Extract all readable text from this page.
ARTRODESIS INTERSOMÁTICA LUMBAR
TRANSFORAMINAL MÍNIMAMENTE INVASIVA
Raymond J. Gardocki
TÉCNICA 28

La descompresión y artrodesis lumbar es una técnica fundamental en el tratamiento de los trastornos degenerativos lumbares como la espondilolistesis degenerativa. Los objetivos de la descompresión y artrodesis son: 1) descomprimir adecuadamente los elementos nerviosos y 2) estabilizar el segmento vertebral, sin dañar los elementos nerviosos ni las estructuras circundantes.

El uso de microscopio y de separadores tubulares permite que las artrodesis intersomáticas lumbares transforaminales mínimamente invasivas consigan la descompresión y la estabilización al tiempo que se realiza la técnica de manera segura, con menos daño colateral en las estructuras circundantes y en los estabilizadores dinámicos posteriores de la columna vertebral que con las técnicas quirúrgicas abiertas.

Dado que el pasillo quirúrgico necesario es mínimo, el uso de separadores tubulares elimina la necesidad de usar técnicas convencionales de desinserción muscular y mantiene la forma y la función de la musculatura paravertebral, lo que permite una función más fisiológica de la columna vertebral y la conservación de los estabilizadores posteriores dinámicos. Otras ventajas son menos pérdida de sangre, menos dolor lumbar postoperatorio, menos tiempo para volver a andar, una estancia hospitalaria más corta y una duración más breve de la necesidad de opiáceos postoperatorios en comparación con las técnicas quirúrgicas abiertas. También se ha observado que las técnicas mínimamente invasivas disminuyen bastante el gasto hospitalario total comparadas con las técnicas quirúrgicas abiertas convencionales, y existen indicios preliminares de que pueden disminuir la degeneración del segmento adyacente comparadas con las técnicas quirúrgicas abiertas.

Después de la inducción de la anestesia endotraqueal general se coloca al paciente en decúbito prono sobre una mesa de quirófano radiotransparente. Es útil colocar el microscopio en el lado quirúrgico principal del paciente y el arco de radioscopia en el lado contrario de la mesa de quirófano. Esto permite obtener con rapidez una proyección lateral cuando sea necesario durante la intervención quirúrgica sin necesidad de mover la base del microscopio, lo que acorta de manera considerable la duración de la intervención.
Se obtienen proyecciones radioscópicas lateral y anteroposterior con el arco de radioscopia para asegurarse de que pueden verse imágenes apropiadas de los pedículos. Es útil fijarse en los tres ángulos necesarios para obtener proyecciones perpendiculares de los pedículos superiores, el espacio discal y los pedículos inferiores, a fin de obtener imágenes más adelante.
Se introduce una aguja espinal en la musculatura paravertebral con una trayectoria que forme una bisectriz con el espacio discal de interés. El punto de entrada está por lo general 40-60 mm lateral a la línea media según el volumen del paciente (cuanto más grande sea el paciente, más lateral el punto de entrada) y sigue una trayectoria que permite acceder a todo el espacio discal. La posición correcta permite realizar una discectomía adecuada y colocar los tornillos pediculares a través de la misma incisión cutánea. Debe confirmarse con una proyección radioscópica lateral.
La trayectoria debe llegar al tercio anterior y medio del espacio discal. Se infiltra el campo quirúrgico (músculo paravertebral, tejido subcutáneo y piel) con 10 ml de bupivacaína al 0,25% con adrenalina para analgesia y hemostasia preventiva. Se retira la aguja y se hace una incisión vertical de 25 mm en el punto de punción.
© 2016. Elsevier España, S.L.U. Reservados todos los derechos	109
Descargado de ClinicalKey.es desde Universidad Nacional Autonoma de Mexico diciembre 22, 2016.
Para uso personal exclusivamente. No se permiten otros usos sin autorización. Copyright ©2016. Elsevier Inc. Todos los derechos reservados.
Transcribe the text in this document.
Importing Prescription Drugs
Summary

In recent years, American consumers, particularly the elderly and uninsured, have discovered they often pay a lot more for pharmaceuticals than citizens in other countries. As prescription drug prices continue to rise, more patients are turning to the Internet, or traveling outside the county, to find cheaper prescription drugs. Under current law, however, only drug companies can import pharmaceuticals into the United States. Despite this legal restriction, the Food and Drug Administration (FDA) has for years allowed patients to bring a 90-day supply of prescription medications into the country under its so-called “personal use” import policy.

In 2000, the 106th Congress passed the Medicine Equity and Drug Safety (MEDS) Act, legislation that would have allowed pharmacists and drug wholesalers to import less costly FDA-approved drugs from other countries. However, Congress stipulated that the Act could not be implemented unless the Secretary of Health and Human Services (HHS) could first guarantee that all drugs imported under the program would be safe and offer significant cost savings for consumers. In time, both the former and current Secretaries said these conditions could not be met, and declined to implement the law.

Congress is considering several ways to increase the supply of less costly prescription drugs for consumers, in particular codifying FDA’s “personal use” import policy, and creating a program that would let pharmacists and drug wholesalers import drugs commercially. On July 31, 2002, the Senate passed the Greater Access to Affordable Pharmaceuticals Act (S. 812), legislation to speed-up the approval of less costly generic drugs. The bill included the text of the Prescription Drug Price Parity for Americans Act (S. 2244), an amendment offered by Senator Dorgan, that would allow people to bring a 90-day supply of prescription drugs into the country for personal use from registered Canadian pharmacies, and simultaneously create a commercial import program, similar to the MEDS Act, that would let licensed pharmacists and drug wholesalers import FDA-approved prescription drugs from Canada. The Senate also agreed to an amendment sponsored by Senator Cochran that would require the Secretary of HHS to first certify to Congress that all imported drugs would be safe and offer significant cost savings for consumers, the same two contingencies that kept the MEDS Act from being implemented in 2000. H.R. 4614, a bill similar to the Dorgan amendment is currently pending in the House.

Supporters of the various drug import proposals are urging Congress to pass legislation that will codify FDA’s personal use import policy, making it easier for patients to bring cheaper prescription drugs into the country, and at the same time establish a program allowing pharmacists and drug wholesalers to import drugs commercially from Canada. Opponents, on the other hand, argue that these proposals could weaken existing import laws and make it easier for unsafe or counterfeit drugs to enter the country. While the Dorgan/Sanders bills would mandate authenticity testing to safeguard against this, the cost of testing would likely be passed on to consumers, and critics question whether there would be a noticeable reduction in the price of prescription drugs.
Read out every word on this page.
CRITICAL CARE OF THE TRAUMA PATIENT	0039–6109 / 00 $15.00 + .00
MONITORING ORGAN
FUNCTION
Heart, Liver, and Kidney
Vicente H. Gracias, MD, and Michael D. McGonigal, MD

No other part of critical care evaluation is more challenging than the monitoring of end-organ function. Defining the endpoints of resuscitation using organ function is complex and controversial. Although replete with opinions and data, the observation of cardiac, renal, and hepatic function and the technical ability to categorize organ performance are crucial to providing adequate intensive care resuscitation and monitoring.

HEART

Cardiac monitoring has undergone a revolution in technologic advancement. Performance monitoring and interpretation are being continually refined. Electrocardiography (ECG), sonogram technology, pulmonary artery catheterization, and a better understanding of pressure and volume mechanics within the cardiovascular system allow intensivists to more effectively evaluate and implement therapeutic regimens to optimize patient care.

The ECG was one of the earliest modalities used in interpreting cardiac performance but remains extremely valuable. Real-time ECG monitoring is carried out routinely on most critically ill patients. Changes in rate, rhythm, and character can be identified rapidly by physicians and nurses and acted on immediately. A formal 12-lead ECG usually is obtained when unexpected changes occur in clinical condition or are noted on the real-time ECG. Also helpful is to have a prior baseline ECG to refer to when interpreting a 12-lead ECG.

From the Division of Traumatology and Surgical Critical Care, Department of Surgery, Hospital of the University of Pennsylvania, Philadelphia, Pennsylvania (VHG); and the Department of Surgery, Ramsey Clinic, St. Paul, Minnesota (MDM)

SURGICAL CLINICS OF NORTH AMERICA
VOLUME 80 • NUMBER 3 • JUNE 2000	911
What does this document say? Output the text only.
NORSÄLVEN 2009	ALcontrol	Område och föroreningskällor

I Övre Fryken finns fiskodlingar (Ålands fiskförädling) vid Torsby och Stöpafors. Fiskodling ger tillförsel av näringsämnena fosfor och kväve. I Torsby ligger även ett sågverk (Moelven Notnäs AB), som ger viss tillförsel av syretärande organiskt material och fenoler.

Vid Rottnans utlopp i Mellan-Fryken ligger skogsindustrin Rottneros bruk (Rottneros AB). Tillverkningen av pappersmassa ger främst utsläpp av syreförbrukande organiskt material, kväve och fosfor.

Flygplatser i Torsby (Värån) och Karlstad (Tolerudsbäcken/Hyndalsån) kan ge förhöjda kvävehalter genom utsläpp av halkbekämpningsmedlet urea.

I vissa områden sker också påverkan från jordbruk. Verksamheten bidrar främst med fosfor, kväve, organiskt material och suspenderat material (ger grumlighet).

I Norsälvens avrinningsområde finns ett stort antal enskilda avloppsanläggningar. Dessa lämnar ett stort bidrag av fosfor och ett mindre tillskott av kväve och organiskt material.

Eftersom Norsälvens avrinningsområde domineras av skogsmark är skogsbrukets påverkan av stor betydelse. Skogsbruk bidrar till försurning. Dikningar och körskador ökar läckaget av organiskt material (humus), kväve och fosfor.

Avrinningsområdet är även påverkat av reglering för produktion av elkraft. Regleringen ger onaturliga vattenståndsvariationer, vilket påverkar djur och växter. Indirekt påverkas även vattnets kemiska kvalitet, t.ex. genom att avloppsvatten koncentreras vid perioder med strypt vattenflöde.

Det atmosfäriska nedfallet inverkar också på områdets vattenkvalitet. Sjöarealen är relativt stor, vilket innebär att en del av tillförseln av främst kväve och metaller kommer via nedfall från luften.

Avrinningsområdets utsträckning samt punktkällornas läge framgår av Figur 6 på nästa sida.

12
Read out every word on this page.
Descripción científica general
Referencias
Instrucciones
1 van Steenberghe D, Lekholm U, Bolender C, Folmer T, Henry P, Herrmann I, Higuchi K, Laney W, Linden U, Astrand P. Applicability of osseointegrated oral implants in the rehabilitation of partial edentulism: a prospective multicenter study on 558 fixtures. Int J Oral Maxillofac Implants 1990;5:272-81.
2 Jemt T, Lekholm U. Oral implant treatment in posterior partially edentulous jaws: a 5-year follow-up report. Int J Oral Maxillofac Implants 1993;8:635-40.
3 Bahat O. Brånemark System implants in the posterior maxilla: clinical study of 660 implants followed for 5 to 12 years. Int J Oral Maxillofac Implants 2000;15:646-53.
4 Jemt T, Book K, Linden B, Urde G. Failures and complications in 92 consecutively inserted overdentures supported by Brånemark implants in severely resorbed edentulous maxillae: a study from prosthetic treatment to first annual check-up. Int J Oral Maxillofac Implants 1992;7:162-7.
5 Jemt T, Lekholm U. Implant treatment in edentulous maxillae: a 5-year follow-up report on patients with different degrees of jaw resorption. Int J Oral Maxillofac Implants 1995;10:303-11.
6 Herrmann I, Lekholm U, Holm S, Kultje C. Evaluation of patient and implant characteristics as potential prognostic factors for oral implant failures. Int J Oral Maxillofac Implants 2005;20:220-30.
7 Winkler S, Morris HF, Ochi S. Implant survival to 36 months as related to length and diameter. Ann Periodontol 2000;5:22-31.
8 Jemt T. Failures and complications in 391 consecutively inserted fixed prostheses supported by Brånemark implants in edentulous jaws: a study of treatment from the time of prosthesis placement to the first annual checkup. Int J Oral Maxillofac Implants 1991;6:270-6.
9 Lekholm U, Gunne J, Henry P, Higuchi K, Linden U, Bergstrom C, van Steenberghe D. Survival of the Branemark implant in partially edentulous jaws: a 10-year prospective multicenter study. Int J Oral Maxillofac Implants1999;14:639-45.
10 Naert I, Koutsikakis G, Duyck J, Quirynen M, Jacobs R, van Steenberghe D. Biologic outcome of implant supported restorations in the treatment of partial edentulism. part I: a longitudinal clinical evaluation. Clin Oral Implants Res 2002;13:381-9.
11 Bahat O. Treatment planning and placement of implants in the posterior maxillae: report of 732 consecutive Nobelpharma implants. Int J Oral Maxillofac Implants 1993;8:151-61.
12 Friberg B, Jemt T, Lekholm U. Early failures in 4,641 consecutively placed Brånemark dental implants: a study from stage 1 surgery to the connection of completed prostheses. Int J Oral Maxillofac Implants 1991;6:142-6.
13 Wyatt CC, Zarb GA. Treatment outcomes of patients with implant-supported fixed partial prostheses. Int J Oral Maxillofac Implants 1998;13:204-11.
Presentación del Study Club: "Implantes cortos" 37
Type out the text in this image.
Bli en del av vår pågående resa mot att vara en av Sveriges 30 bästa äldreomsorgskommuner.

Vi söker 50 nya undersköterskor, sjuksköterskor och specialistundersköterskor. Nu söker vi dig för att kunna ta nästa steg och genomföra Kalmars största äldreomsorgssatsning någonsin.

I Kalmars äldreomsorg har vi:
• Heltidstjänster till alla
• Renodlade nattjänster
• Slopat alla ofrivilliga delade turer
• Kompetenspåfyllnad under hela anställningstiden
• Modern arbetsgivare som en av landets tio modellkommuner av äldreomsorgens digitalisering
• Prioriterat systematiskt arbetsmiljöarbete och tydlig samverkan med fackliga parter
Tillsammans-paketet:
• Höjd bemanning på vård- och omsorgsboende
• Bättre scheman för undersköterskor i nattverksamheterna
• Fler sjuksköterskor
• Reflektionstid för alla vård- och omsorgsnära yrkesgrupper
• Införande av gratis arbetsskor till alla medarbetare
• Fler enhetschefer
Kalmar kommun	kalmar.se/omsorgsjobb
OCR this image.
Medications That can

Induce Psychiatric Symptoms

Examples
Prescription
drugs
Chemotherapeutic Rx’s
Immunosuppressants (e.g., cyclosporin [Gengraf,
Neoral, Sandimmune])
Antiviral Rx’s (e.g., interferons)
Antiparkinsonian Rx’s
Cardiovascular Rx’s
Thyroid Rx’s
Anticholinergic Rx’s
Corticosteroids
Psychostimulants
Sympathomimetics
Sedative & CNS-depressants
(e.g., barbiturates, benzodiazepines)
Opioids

TASK ITEM |
Transcribe exactly, and only, the lines from the one with "OCR this image." through the last line of the data.

RESPONSE TO THIS EXERCISE |
OCR this image.
Medications That can

Induce Psychiatric Symptoms

Examples
Prescription
drugs
Chemotherapeutic Rx’s
Immunosuppressants (e.g., cyclosporin [Gengraf,
Neoral, Sandimmune])
Antiviral Rx’s (e.g., interferons)
Antiparkinsonian Rx’s
Cardiovascular Rx’s
Thyroid Rx’s
Anticholinergic Rx’s
Corticosteroids
Psychostimulants
Sympathomimetics
Sedative & CNS-depressants
(e.g., barbiturates, benzodiazepines)
Opioids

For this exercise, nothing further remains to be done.